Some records
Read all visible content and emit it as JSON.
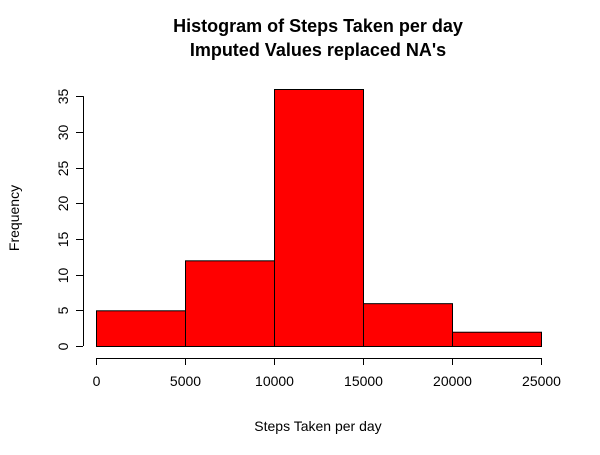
{
  "chart_data": {
    "type": "bar",
    "title": "Histogram of Steps Taken per day",
    "subtitle": "Imputed Values replaced NA's",
    "xlabel": "Steps Taken per day",
    "ylabel": "Frequency",
    "bins": [
      {
        "from": 0,
        "to": 5000,
        "count": 5
      },
      {
        "from": 5000,
        "to": 10000,
        "count": 12
      },
      {
        "from": 10000,
        "to": 15000,
        "count": 36
      },
      {
        "from": 15000,
        "to": 20000,
        "count": 6
      },
      {
        "from": 20000,
        "to": 25000,
        "count": 2
      }
    ],
    "xticks": [
      0,
      5000,
      10000,
      15000,
      20000,
      25000
    ],
    "yticks": [
      0,
      5,
      10,
      15,
      20,
      25,
      30,
      35
    ],
    "xlim": [
      0,
      25000
    ],
    "ylim": [
      0,
      36
    ],
    "bar_color": "#ff0000",
    "bar_border_color": "#000000",
    "grid": false
  }
}
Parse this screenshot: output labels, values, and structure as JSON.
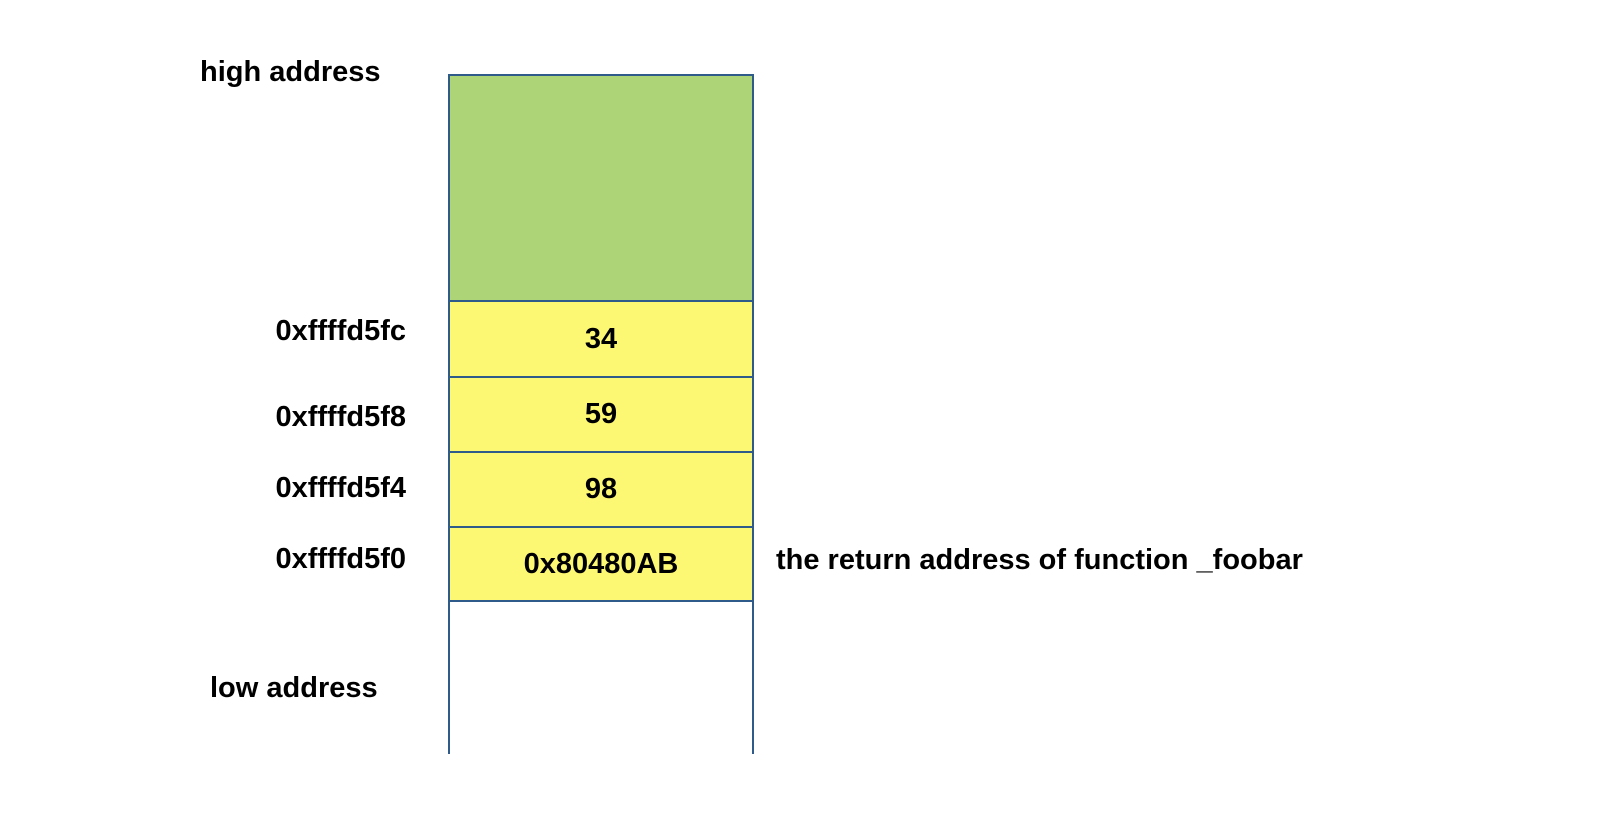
{
  "labels": {
    "high": "high address",
    "low": "low address"
  },
  "cells": [
    {
      "address": "0xffffd5fc",
      "value": "34"
    },
    {
      "address": "0xffffd5f8",
      "value": "59"
    },
    {
      "address": "0xffffd5f4",
      "value": "98"
    },
    {
      "address": "0xffffd5f0",
      "value": "0x80480AB"
    }
  ],
  "annotation": "the return address of function _foobar",
  "colors": {
    "border": "#2e5b8a",
    "green": "#add577",
    "yellow": "#fdf873"
  }
}
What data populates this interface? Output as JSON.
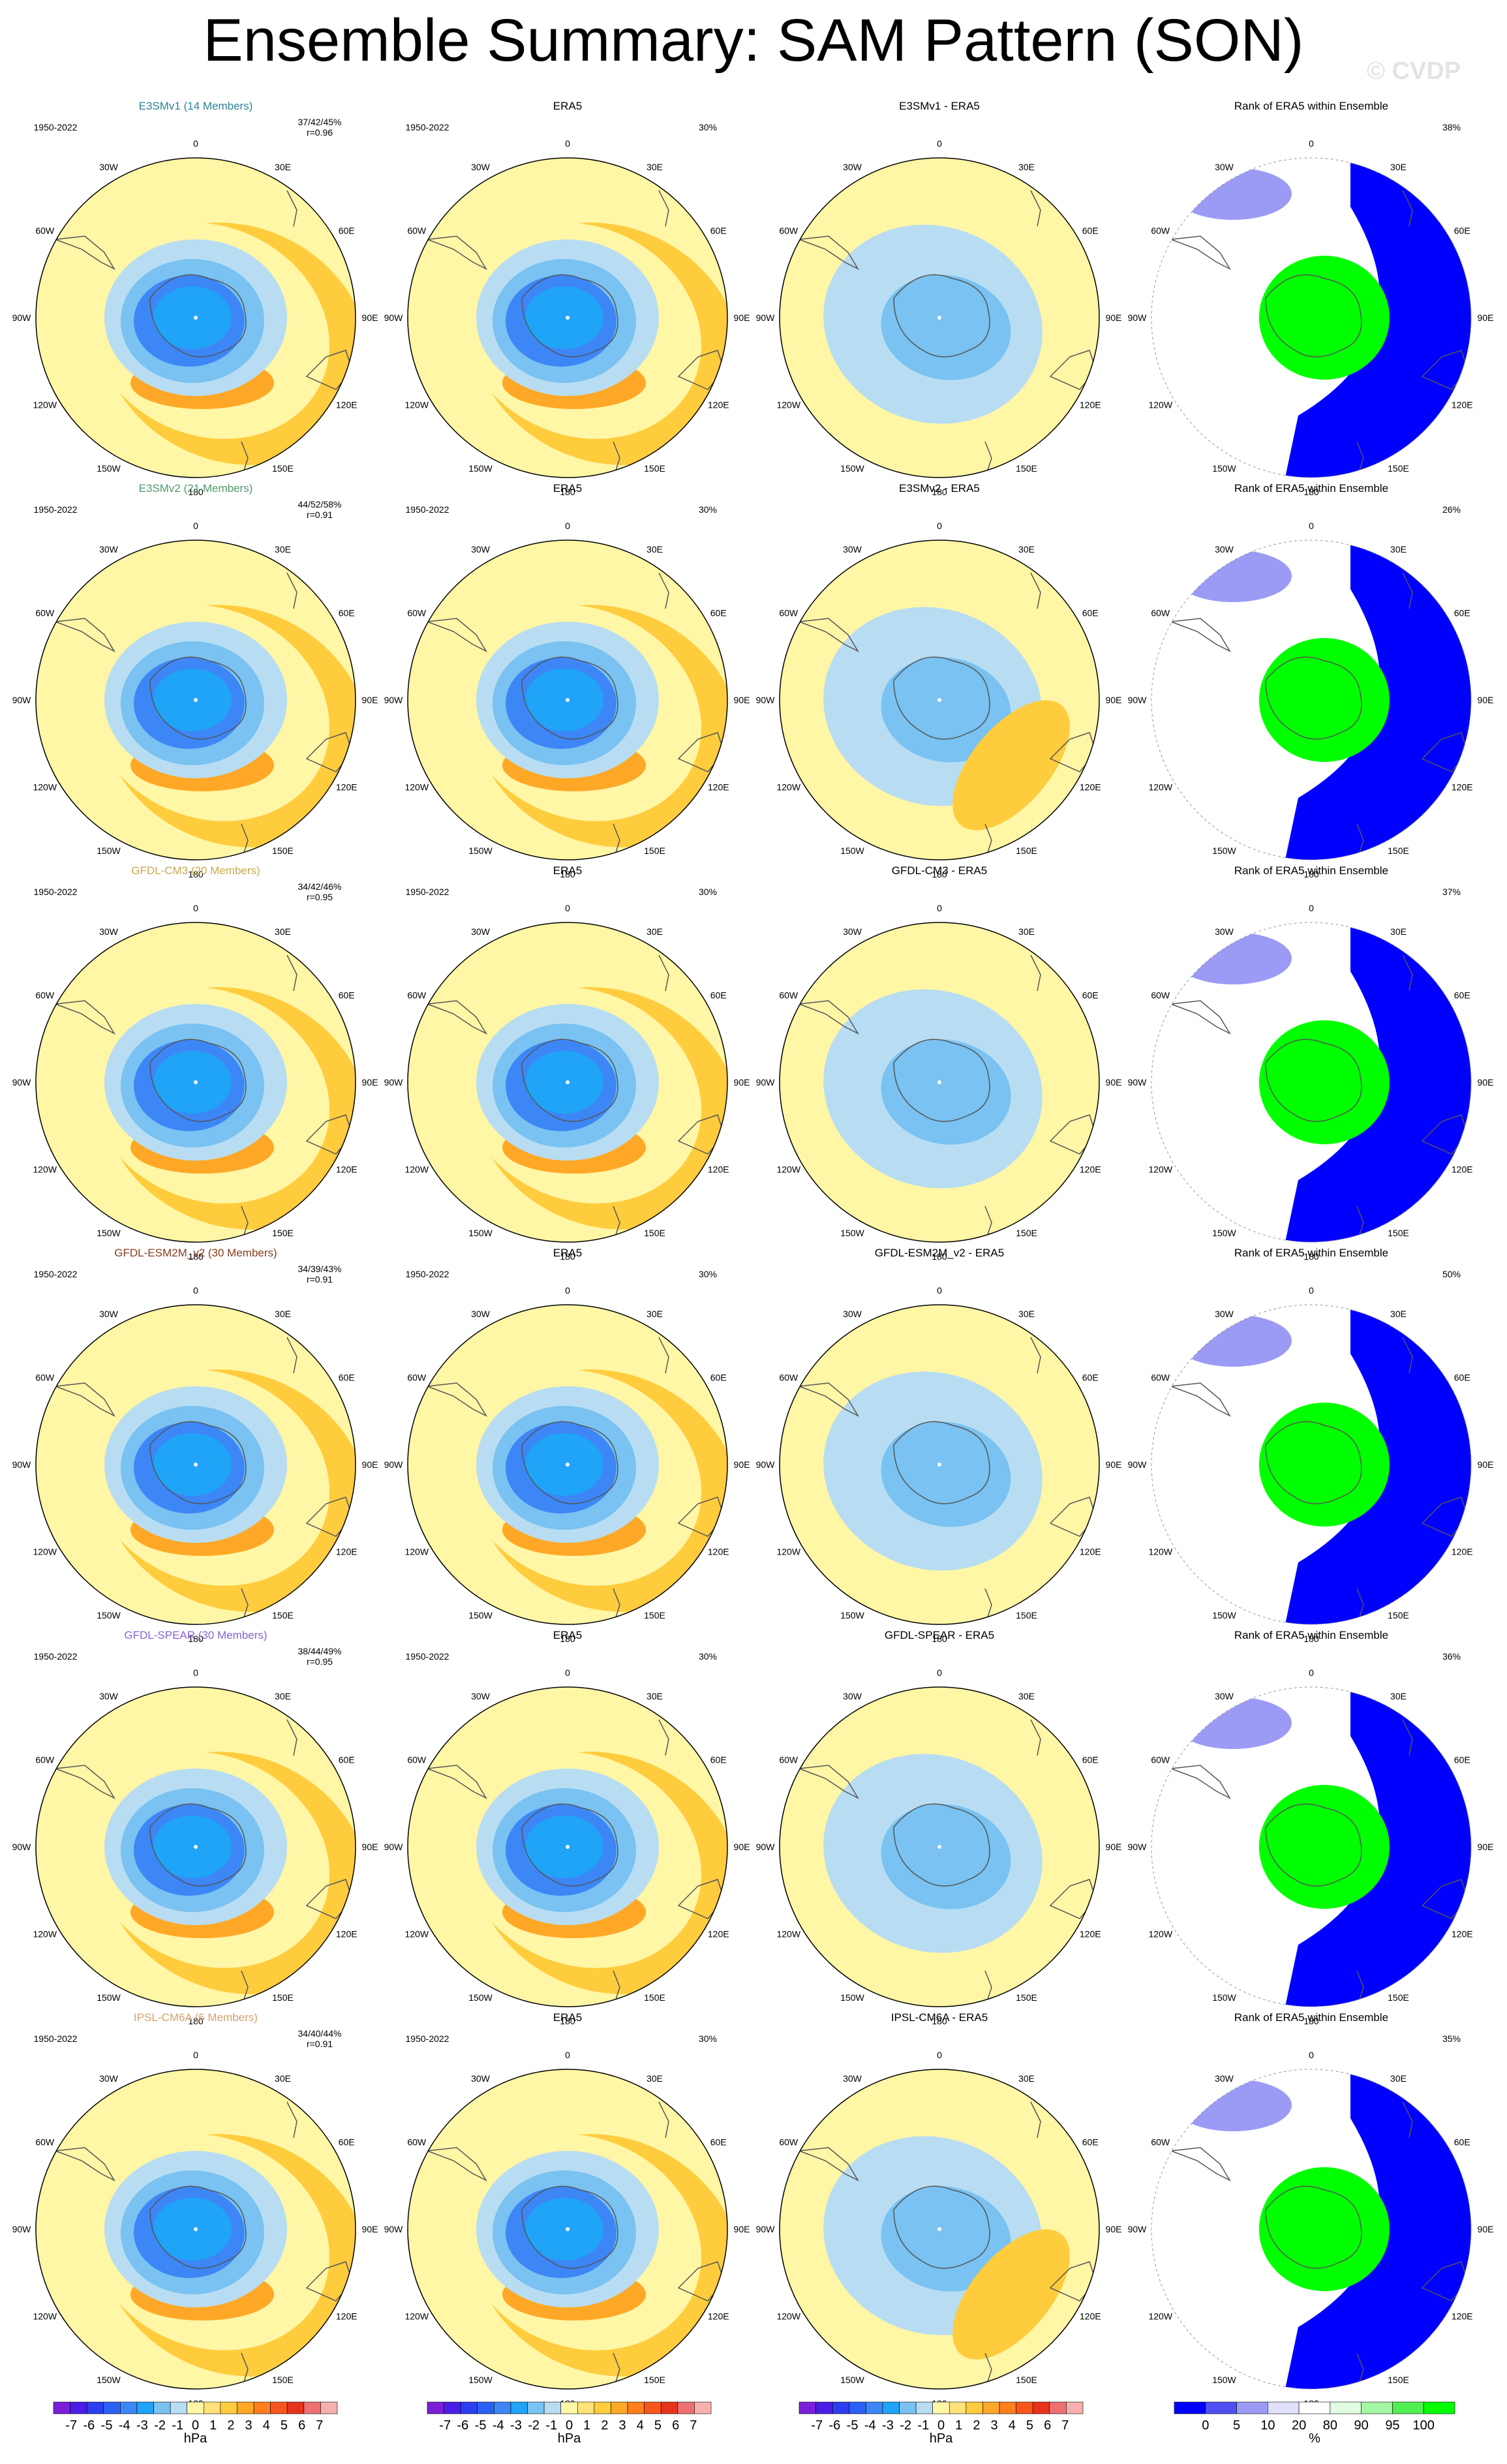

OBJECTIVE: Give the entries again word for word, but skip the pictures.

SOLUTION FOR THIS TASK:
Read all visible content and emit it as JSON.
{
  "chart_data": {
    "type": "bar",
    "title": "Histogram of Steps Taken per day",
    "subtitle": "Imputed Values replaced NA's",
    "xlabel": "Steps Taken per day",
    "ylabel": "Frequency",
    "bins": [
      {
        "from": 0,
        "to": 5000,
        "count": 5
      },
      {
        "from": 5000,
        "to": 10000,
        "count": 12
      },
      {
        "from": 10000,
        "to": 15000,
        "count": 36
      },
      {
        "from": 15000,
        "to": 20000,
        "count": 6
      },
      {
        "from": 20000,
        "to": 25000,
        "count": 2
      }
    ],
    "xticks": [
      0,
      5000,
      10000,
      15000,
      20000,
      25000
    ],
    "yticks": [
      0,
      5,
      10,
      15,
      20,
      25,
      30,
      35
    ],
    "xlim": [
      0,
      25000
    ],
    "ylim": [
      0,
      36
    ],
    "bar_color": "#ff0000",
    "bar_border_color": "#000000",
    "grid": false
  }
}
Parse this screenshot: output labels, values, and structure as JSON.
{
  "labels": {
    "high": "high address",
    "low": "low address"
  },
  "cells": [
    {
      "address": "0xffffd5fc",
      "value": "34"
    },
    {
      "address": "0xffffd5f8",
      "value": "59"
    },
    {
      "address": "0xffffd5f4",
      "value": "98"
    },
    {
      "address": "0xffffd5f0",
      "value": "0x80480AB"
    }
  ],
  "annotation": "the return address of function _foobar",
  "colors": {
    "border": "#2e5b8a",
    "green": "#add577",
    "yellow": "#fdf873"
  }
}
What data populates this interface? Output as JSON.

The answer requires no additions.